[TASK DESCRIPTION] Write out every entry below word for word, leaving the pictures out of your answer.

··· DATA FOR THE TASK

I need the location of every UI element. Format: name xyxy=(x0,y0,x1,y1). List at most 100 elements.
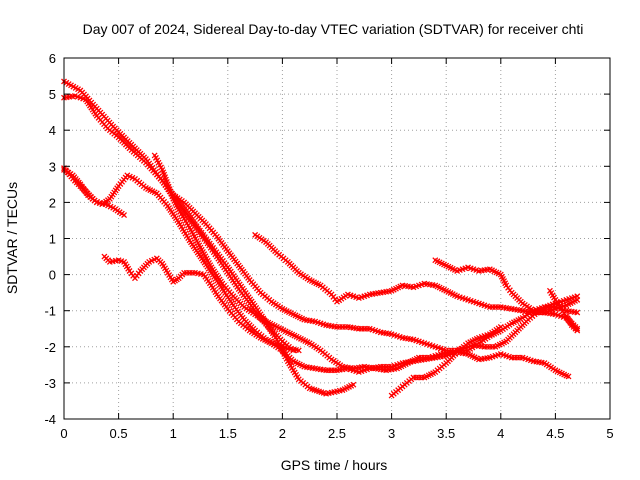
data-point xyxy=(248,329,251,332)
data-point xyxy=(445,264,448,267)
data-point xyxy=(401,284,404,287)
data-point xyxy=(193,212,197,215)
y-tick-label: 3 xyxy=(49,159,56,174)
series-sat-j xyxy=(388,323,504,399)
data-point xyxy=(144,161,148,164)
data-point xyxy=(281,307,284,311)
data-point xyxy=(341,388,344,392)
data-point xyxy=(330,358,333,361)
data-point xyxy=(565,314,568,318)
data-point xyxy=(313,320,317,323)
data-point xyxy=(199,246,202,249)
data-point xyxy=(483,345,486,348)
data-point xyxy=(147,260,151,264)
data-point xyxy=(324,323,328,327)
data-point xyxy=(275,325,279,329)
data-point xyxy=(510,322,513,325)
data-point xyxy=(401,385,404,388)
data-point xyxy=(297,336,300,339)
data-point xyxy=(379,291,382,294)
data-point xyxy=(303,318,306,321)
data-point xyxy=(226,307,229,311)
data-point xyxy=(215,293,219,296)
x-tick-labels: 0 0.5 1 1.5 2 2.5 3 3.5 4 4.5 5 xyxy=(60,426,613,441)
data-point xyxy=(161,168,164,172)
data-point xyxy=(434,345,437,348)
data-point xyxy=(576,295,579,298)
y-tick-label: -4 xyxy=(44,412,56,427)
data-point xyxy=(324,392,328,395)
data-point xyxy=(259,336,262,339)
data-point xyxy=(193,224,197,228)
data-point xyxy=(308,387,311,390)
data-point xyxy=(204,222,208,226)
data-point xyxy=(188,271,191,274)
series-markers xyxy=(101,253,572,380)
data-point xyxy=(412,376,415,379)
data-point xyxy=(95,114,98,117)
data-point xyxy=(177,221,180,224)
data-point xyxy=(172,280,175,284)
data-point xyxy=(79,89,82,92)
data-point xyxy=(297,378,300,381)
data-point xyxy=(346,325,350,329)
data-point xyxy=(188,226,191,229)
data-point xyxy=(210,266,213,269)
data-point xyxy=(133,277,137,280)
data-point xyxy=(445,289,448,293)
data-point xyxy=(505,340,508,343)
data-point xyxy=(275,251,279,255)
data-point xyxy=(122,260,126,264)
data-point xyxy=(330,293,333,296)
data-point xyxy=(155,192,159,195)
data-point xyxy=(232,304,235,307)
grid xyxy=(64,58,610,419)
data-point xyxy=(363,365,366,368)
chart-title: Day 007 of 2024, Sidereal Day-to-day VTE… xyxy=(83,21,584,37)
data-point xyxy=(499,273,502,276)
y-tick-labels: -4 -3 -2 -1 0 1 2 3 4 5 6 xyxy=(44,51,56,427)
y-tick-label: -3 xyxy=(44,376,56,391)
data-point xyxy=(576,329,579,332)
data-point xyxy=(248,278,251,282)
data-point xyxy=(221,287,224,291)
data-point xyxy=(286,347,290,350)
data-point xyxy=(554,369,557,372)
data-point xyxy=(286,360,290,363)
data-point xyxy=(308,278,311,282)
data-point xyxy=(477,336,481,339)
data-point xyxy=(264,240,268,244)
data-point xyxy=(319,284,322,287)
data-point xyxy=(297,271,300,274)
data-point xyxy=(108,260,112,264)
data-point xyxy=(226,249,229,253)
data-point xyxy=(242,305,246,309)
data-point xyxy=(488,267,492,271)
data-point xyxy=(253,233,257,237)
data-point xyxy=(526,318,530,321)
data-point xyxy=(166,183,169,186)
data-point xyxy=(543,305,546,309)
data-point xyxy=(515,329,519,332)
x-tick-label: 0.5 xyxy=(110,426,128,441)
data-point xyxy=(324,369,328,372)
data-point xyxy=(434,258,437,262)
data-point xyxy=(423,376,426,379)
x-tick-label: 1.5 xyxy=(219,426,237,441)
data-point xyxy=(133,177,137,181)
data-point xyxy=(455,351,459,354)
data-point xyxy=(182,271,186,274)
data-point xyxy=(73,179,77,182)
data-point xyxy=(264,320,268,323)
data-point xyxy=(576,311,579,314)
data-point xyxy=(292,313,295,316)
data-point xyxy=(182,201,186,204)
data-point xyxy=(532,309,535,312)
data-point xyxy=(128,147,131,150)
data-point xyxy=(286,331,290,334)
data-point xyxy=(434,370,437,374)
axis-ticks xyxy=(63,57,611,420)
data-point xyxy=(297,349,300,352)
data-point xyxy=(128,269,131,273)
data-point xyxy=(357,370,361,374)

······

[RESULT FOR THIS TASK]
I need the location of every UI element. Format: name xyxy=(x0,y0,x1,y1). List at most 100 elements.
data-point xyxy=(248,329,251,332)
data-point xyxy=(445,264,448,267)
data-point xyxy=(401,284,404,287)
data-point xyxy=(193,212,197,215)
y-tick-label: 3 xyxy=(49,159,56,174)
series-sat-j xyxy=(388,323,504,399)
data-point xyxy=(144,161,148,164)
data-point xyxy=(281,307,284,311)
data-point xyxy=(341,388,344,392)
data-point xyxy=(330,358,333,361)
data-point xyxy=(565,314,568,318)
data-point xyxy=(313,320,317,323)
data-point xyxy=(199,246,202,249)
data-point xyxy=(483,345,486,348)
data-point xyxy=(147,260,151,264)
data-point xyxy=(324,323,328,327)
data-point xyxy=(275,325,279,329)
data-point xyxy=(510,322,513,325)
data-point xyxy=(401,385,404,388)
data-point xyxy=(297,336,300,339)
data-point xyxy=(379,291,382,294)
data-point xyxy=(303,318,306,321)
data-point xyxy=(226,307,229,311)
data-point xyxy=(215,293,219,296)
x-tick-labels: 0 0.5 1 1.5 2 2.5 3 3.5 4 4.5 5 xyxy=(60,426,613,441)
data-point xyxy=(161,168,164,172)
data-point xyxy=(434,345,437,348)
data-point xyxy=(576,295,579,298)
y-tick-label: -4 xyxy=(44,412,56,427)
data-point xyxy=(324,392,328,395)
data-point xyxy=(259,336,262,339)
data-point xyxy=(193,224,197,228)
data-point xyxy=(308,387,311,390)
data-point xyxy=(204,222,208,226)
data-point xyxy=(188,271,191,274)
series-markers xyxy=(101,253,572,380)
data-point xyxy=(412,376,415,379)
data-point xyxy=(95,114,98,117)
data-point xyxy=(177,221,180,224)
data-point xyxy=(172,280,175,284)
data-point xyxy=(79,89,82,92)
data-point xyxy=(297,378,300,381)
data-point xyxy=(346,325,350,329)
data-point xyxy=(188,226,191,229)
data-point xyxy=(210,266,213,269)
data-point xyxy=(133,277,137,280)
data-point xyxy=(445,289,448,293)
data-point xyxy=(505,340,508,343)
data-point xyxy=(275,251,279,255)
data-point xyxy=(122,260,126,264)
data-point xyxy=(330,293,333,296)
data-point xyxy=(155,192,159,195)
data-point xyxy=(232,304,235,307)
grid xyxy=(64,58,610,419)
data-point xyxy=(363,365,366,368)
chart-title: Day 007 of 2024, Sidereal Day-to-day VTE… xyxy=(83,21,584,37)
data-point xyxy=(499,273,502,276)
y-tick-labels: -4 -3 -2 -1 0 1 2 3 4 5 6 xyxy=(44,51,56,427)
y-tick-label: -3 xyxy=(44,376,56,391)
data-point xyxy=(576,329,579,332)
data-point xyxy=(248,278,251,282)
data-point xyxy=(221,287,224,291)
data-point xyxy=(286,347,290,350)
data-point xyxy=(554,369,557,372)
data-point xyxy=(286,360,290,363)
data-point xyxy=(308,278,311,282)
data-point xyxy=(477,336,481,339)
data-point xyxy=(264,240,268,244)
data-point xyxy=(319,284,322,287)
data-point xyxy=(297,271,300,274)
data-point xyxy=(108,260,112,264)
data-point xyxy=(226,249,229,253)
data-point xyxy=(242,305,246,309)
data-point xyxy=(488,267,492,271)
data-point xyxy=(253,233,257,237)
data-point xyxy=(526,318,530,321)
data-point xyxy=(166,183,169,186)
data-point xyxy=(543,305,546,309)
data-point xyxy=(515,329,519,332)
x-tick-label: 0.5 xyxy=(110,426,128,441)
data-point xyxy=(324,369,328,372)
data-point xyxy=(434,258,437,262)
data-point xyxy=(423,376,426,379)
x-tick-label: 1.5 xyxy=(219,426,237,441)
data-point xyxy=(133,177,137,181)
data-point xyxy=(455,351,459,354)
data-point xyxy=(182,271,186,274)
data-point xyxy=(73,179,77,182)
data-point xyxy=(264,320,268,323)
data-point xyxy=(576,311,579,314)
data-point xyxy=(292,313,295,316)
data-point xyxy=(182,201,186,204)
data-point xyxy=(532,309,535,312)
data-point xyxy=(128,147,131,150)
data-point xyxy=(286,331,290,334)
data-point xyxy=(434,370,437,374)
axis-ticks xyxy=(63,57,611,420)
data-point xyxy=(297,349,300,352)
data-point xyxy=(128,269,131,273)
data-point xyxy=(357,370,361,374)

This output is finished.